Data supplied:
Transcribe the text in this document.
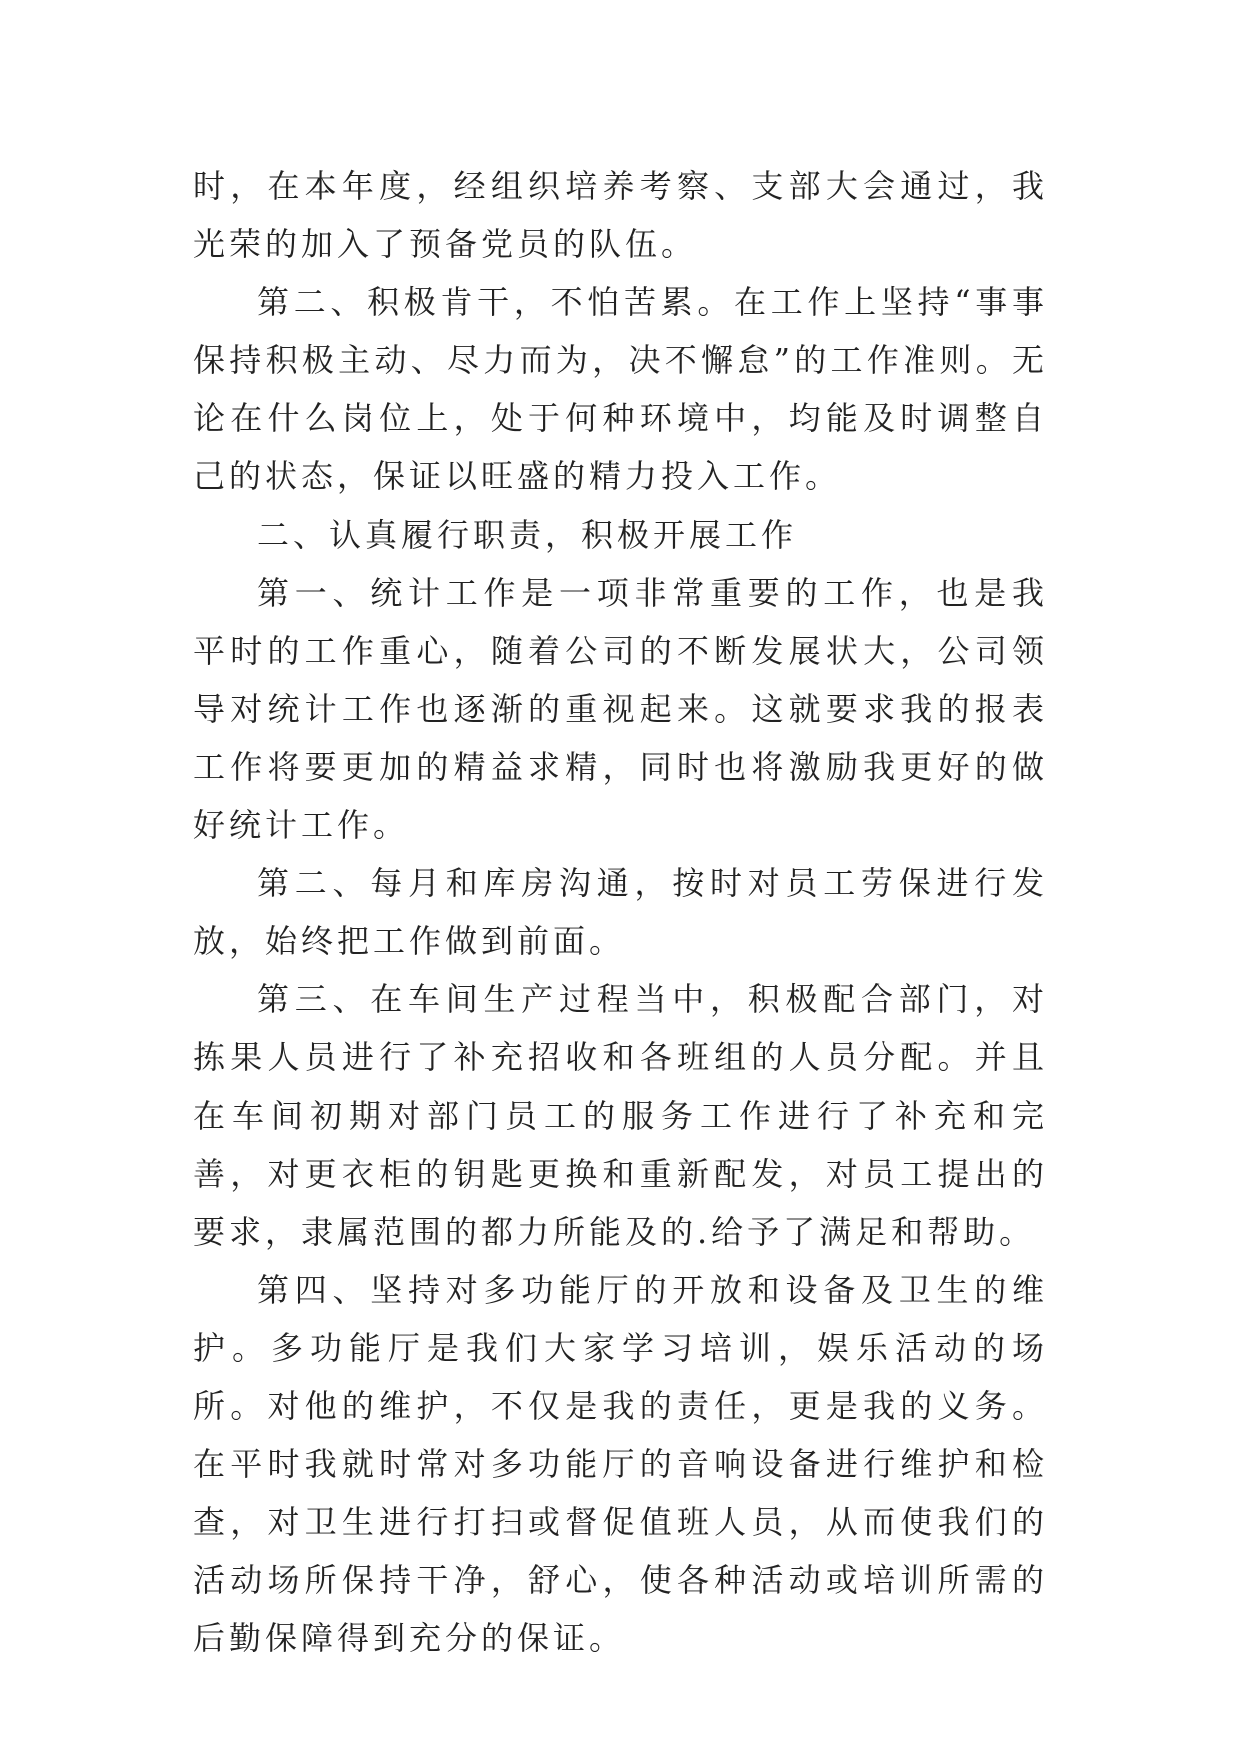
时，在本年度，经组织培养考察、支部大会通过，我光荣的加入了预备党员的队伍。

第二、积极肯干，不怕苦累。在工作上坚持“事事保持积极主动、尽力而为，决不懈怠”的工作准则。无论在什么岗位上，处于何种环境中，均能及时调整自己的状态，保证以旺盛的精力投入工作。

二、认真履行职责，积极开展工作

第一、统计工作是一项非常重要的工作，也是我平时的工作重心，随着公司的不断发展状大，公司领导对统计工作也逐渐的重视起来。这就要求我的报表工作将要更加的精益求精，同时也将激励我更好的做好统计工作。

第二、每月和库房沟通，按时对员工劳保进行发放，始终把工作做到前面。

第三、在车间生产过程当中，积极配合部门，对拣果人员进行了补充招收和各班组的人员分配。并且在车间初期对部门员工的服务工作进行了补充和完善，对更衣柜的钥匙更换和重新配发，对员工提出的要求，隶属范围的都力所能及的.给予了满足和帮助。

第四、坚持对多功能厅的开放和设备及卫生的维护。多功能厅是我们大家学习培训，娱乐活动的场所。对他的维护，不仅是我的责任，更是我的义务。在平时我就时常对多功能厅的音响设备进行维护和检查，对卫生进行打扫或督促值班人员，从而使我们的活动场所保持干净，舒心，使各种活动或培训所需的后勤保障得到充分的保证。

Exercise: Go through the entries above and output them exactly, without pictures.

Written reply:
Transcribe the text in this document.
时，在本年度，经组织培养考察、支部大会通过，我光荣的加入了预备党员的队伍。

第二、积极肯干，不怕苦累。在工作上坚持“事事保持积极主动、尽力而为，决不懈怠”的工作准则。无论在什么岗位上，处于何种环境中，均能及时调整自己的状态，保证以旺盛的精力投入工作。

二、认真履行职责，积极开展工作

第一、统计工作是一项非常重要的工作，也是我平时的工作重心，随着公司的不断发展状大，公司领导对统计工作也逐渐的重视起来。这就要求我的报表工作将要更加的精益求精，同时也将激励我更好的做好统计工作。

第二、每月和库房沟通，按时对员工劳保进行发放，始终把工作做到前面。

第三、在车间生产过程当中，积极配合部门，对拣果人员进行了补充招收和各班组的人员分配。并且在车间初期对部门员工的服务工作进行了补充和完善，对更衣柜的钥匙更换和重新配发，对员工提出的要求，隶属范围的都力所能及的.给予了满足和帮助。

第四、坚持对多功能厅的开放和设备及卫生的维护。多功能厅是我们大家学习培训，娱乐活动的场所。对他的维护，不仅是我的责任，更是我的义务。在平时我就时常对多功能厅的音响设备进行维护和检查，对卫生进行打扫或督促值班人员，从而使我们的活动场所保持干净，舒心，使各种活动或培训所需的后勤保障得到充分的保证。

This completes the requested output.